** What you are asked to do **
Report how many lines of the entries below contain the word "ylabel", and nothing more.

** Stored dataset items **
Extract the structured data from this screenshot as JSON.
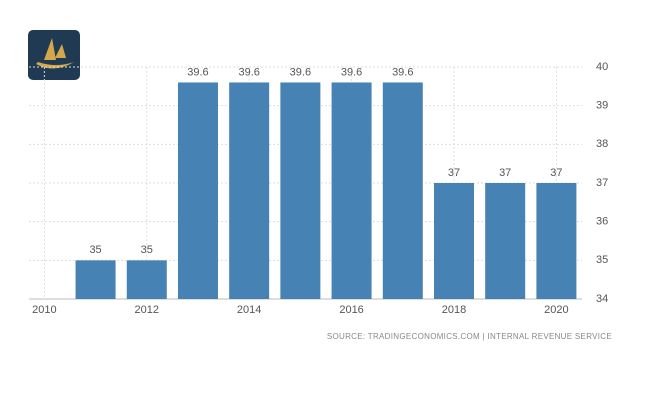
{
  "chart_data": {
    "type": "bar",
    "x": [
      2011,
      2012,
      2013,
      2014,
      2015,
      2016,
      2017,
      2018,
      2019,
      2020
    ],
    "values": [
      35,
      35,
      39.6,
      39.6,
      39.6,
      39.6,
      39.6,
      37,
      37,
      37
    ],
    "color": "#4682b4",
    "xlim": [
      2009.7,
      2020.5
    ],
    "xticks": [
      2010,
      2012,
      2014,
      2016,
      2018,
      2020
    ],
    "ylim": [
      34,
      40
    ],
    "yticks": [
      34,
      35,
      36,
      37,
      38,
      39,
      40
    ],
    "grid": true,
    "source": "SOURCE: TRADINGECONOMICS.COM | INTERNAL REVENUE SERVICE"
  }
}
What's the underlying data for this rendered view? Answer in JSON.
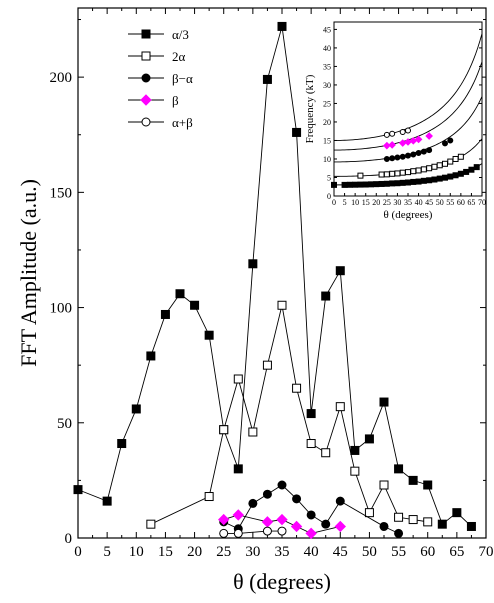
{
  "chart_data": [
    {
      "type": "line",
      "title": "",
      "xlabel": "θ (degrees)",
      "ylabel": "FFT Amplitude (a.u.)",
      "xlim": [
        0,
        70
      ],
      "ylim": [
        0,
        230
      ],
      "xticks": [
        0,
        5,
        10,
        15,
        20,
        25,
        30,
        35,
        40,
        45,
        50,
        55,
        60,
        65,
        70
      ],
      "yticks": [
        0,
        50,
        100,
        150,
        200
      ],
      "grid": false,
      "legend_position": "top-left",
      "series": [
        {
          "name": "α/3",
          "marker": "filled-square",
          "color": "#000000",
          "x": [
            0,
            5,
            7.5,
            10,
            12.5,
            15,
            17.5,
            20,
            22.5,
            25,
            27.5,
            30,
            32.5,
            35,
            37.5,
            40,
            42.5,
            45,
            47.5,
            50,
            52.5,
            55,
            57.5,
            60,
            62.5,
            65,
            67.5
          ],
          "y": [
            21,
            16,
            41,
            56,
            79,
            97,
            106,
            101,
            88,
            47,
            30,
            119,
            199,
            222,
            176,
            54,
            105,
            116,
            38,
            43,
            59,
            30,
            25,
            23,
            6,
            11,
            5
          ]
        },
        {
          "name": "2α",
          "marker": "open-square",
          "color": "#000000",
          "x": [
            12.5,
            22.5,
            25,
            27.5,
            30,
            32.5,
            35,
            37.5,
            40,
            42.5,
            45,
            47.5,
            50,
            52.5,
            55,
            57.5,
            60
          ],
          "y": [
            6,
            18,
            47,
            69,
            46,
            75,
            101,
            65,
            41,
            37,
            57,
            29,
            11,
            23,
            9,
            8,
            7
          ]
        },
        {
          "name": "β−α",
          "marker": "filled-circle",
          "color": "#000000",
          "x": [
            25,
            27.5,
            30,
            32.5,
            35,
            37.5,
            40,
            42.5,
            45,
            52.5,
            55
          ],
          "y": [
            7,
            4,
            15,
            19,
            23,
            17,
            10,
            6,
            16,
            5,
            2
          ]
        },
        {
          "name": "β",
          "marker": "filled-diamond",
          "color": "#ff00ff",
          "x": [
            25,
            27.5,
            32.5,
            35,
            37.5,
            40,
            45
          ],
          "y": [
            8,
            10,
            7,
            8,
            5,
            2,
            5
          ]
        },
        {
          "name": "α+β",
          "marker": "open-circle",
          "color": "#000000",
          "x": [
            25,
            27.5,
            32.5,
            35
          ],
          "y": [
            2,
            2,
            3,
            3
          ]
        }
      ]
    },
    {
      "type": "scatter",
      "title": "",
      "xlabel": "θ (degrees)",
      "ylabel": "Frequency (kT)",
      "xlim": [
        0,
        70
      ],
      "ylim": [
        0,
        47
      ],
      "xticks": [
        0,
        5,
        10,
        15,
        20,
        25,
        30,
        35,
        40,
        45,
        50,
        55,
        60,
        65,
        70
      ],
      "yticks": [
        0,
        5,
        10,
        15,
        20,
        25,
        30,
        35,
        40,
        45
      ],
      "grid": false,
      "fit_curves_f0": [
        3,
        5.3,
        9.2,
        12.4,
        15
      ],
      "series": [
        {
          "marker": "filled-square",
          "color": "#000000",
          "x": [
            0,
            5,
            7.5,
            10,
            12.5,
            15,
            17.5,
            20,
            22.5,
            25,
            27.5,
            30,
            32.5,
            35,
            37.5,
            40,
            42.5,
            45,
            47.5,
            50,
            52.5,
            55,
            57.5,
            60,
            62.5,
            65,
            67.5
          ],
          "y": [
            3,
            3,
            3.03,
            3.05,
            3.08,
            3.1,
            3.15,
            3.2,
            3.25,
            3.3,
            3.4,
            3.45,
            3.55,
            3.65,
            3.8,
            3.9,
            4.1,
            4.25,
            4.45,
            4.7,
            4.95,
            5.25,
            5.6,
            6,
            6.5,
            7.1,
            7.8
          ]
        },
        {
          "marker": "open-square",
          "color": "#000000",
          "x": [
            12.5,
            22.5,
            25,
            27.5,
            30,
            32.5,
            35,
            37.5,
            40,
            42.5,
            45,
            47.5,
            50,
            52.5,
            55,
            57.5,
            60
          ],
          "y": [
            5.5,
            5.8,
            5.85,
            6,
            6.1,
            6.3,
            6.45,
            6.7,
            6.9,
            7.2,
            7.5,
            7.9,
            8.3,
            8.7,
            9.3,
            10,
            10.6
          ]
        },
        {
          "marker": "filled-circle",
          "color": "#000000",
          "x": [
            25,
            27.5,
            30,
            32.5,
            35,
            37.5,
            40,
            42.5,
            45,
            52.5,
            55
          ],
          "y": [
            10,
            10.2,
            10.4,
            10.6,
            10.9,
            11.2,
            11.6,
            12,
            12.4,
            14.2,
            15
          ]
        },
        {
          "marker": "filled-diamond",
          "color": "#ff00ff",
          "x": [
            25,
            27.5,
            32.5,
            35,
            37.5,
            40,
            45
          ],
          "y": [
            13.6,
            13.8,
            14.3,
            14.6,
            14.9,
            15.3,
            16.2
          ]
        },
        {
          "marker": "open-circle",
          "color": "#000000",
          "x": [
            25,
            27.5,
            32.5,
            35
          ],
          "y": [
            16.5,
            16.8,
            17.3,
            17.7
          ]
        }
      ]
    }
  ]
}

** Finished exercise **
2